Exercise aim:
Show every line in the material below in which the string "active" appears.
=== Material shown ===
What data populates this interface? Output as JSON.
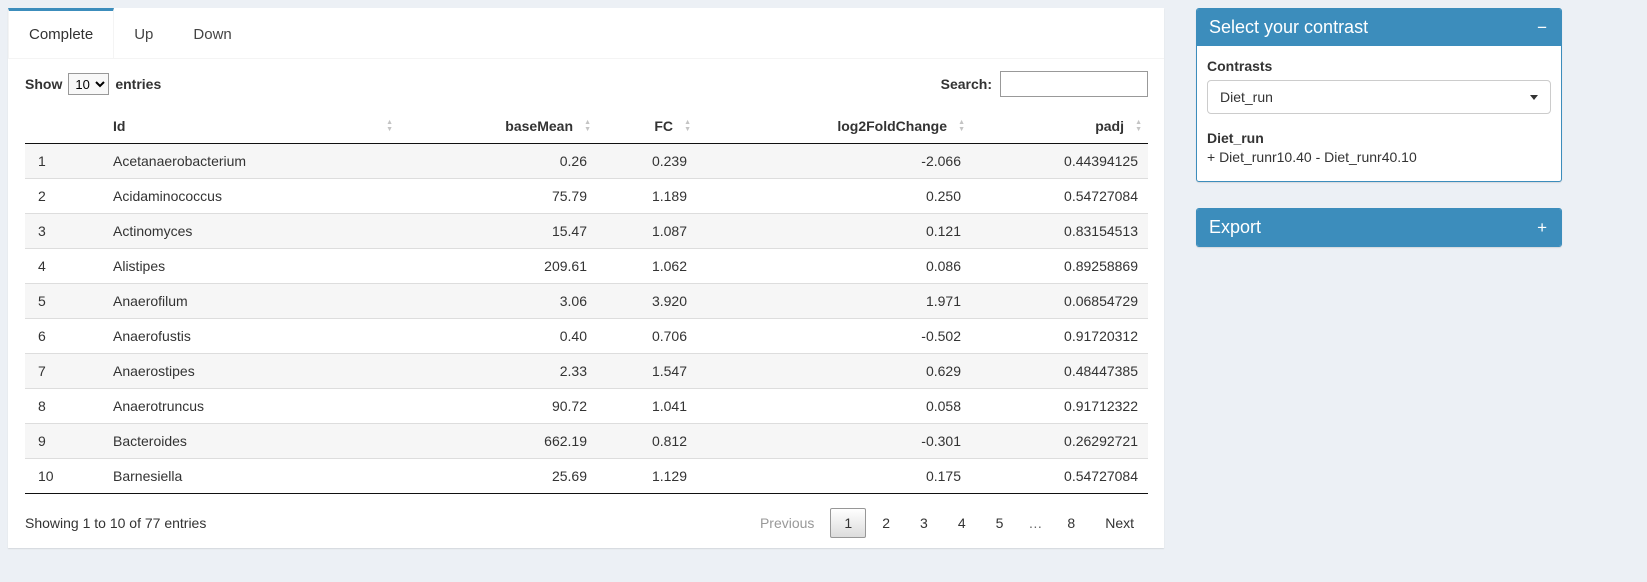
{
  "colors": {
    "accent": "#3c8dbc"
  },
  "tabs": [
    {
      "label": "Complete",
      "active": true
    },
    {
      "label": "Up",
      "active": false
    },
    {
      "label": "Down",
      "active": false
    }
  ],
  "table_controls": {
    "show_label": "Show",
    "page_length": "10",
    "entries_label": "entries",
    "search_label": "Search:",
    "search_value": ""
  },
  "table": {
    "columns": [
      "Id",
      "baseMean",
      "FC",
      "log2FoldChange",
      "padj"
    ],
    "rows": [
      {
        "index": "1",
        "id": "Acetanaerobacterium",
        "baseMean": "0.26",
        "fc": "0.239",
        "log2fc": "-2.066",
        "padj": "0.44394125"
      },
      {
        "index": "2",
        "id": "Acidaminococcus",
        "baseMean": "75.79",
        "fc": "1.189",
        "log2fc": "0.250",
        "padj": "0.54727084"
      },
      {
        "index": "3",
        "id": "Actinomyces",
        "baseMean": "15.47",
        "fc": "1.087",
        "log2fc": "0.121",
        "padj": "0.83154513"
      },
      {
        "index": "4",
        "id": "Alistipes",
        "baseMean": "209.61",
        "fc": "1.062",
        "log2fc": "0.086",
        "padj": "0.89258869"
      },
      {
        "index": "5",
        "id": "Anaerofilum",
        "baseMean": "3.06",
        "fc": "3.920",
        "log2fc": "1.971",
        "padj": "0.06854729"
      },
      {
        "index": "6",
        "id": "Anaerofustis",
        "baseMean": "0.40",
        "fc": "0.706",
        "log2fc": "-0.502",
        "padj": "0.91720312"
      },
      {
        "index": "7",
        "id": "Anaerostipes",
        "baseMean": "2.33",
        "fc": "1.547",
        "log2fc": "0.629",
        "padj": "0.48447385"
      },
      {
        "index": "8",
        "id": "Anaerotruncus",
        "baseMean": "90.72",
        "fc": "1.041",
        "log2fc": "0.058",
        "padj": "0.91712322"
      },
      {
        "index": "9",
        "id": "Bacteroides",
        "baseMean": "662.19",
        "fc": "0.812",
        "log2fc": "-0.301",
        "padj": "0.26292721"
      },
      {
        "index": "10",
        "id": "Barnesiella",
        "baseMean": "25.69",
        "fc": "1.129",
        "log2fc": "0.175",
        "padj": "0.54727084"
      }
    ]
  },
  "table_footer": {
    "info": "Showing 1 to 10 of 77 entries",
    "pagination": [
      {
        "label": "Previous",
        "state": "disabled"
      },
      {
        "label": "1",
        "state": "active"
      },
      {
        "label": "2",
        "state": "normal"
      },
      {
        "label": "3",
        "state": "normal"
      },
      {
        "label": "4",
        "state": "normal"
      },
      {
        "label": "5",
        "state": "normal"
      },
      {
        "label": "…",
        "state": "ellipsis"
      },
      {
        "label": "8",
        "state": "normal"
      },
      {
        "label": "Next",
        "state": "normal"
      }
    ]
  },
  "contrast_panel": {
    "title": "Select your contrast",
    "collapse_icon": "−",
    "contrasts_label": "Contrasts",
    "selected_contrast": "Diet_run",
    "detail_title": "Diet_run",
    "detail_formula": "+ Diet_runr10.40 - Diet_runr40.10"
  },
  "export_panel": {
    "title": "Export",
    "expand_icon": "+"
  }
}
===
Final answer:
      "active": true
      "active": false
      "active": false
        "state": "active"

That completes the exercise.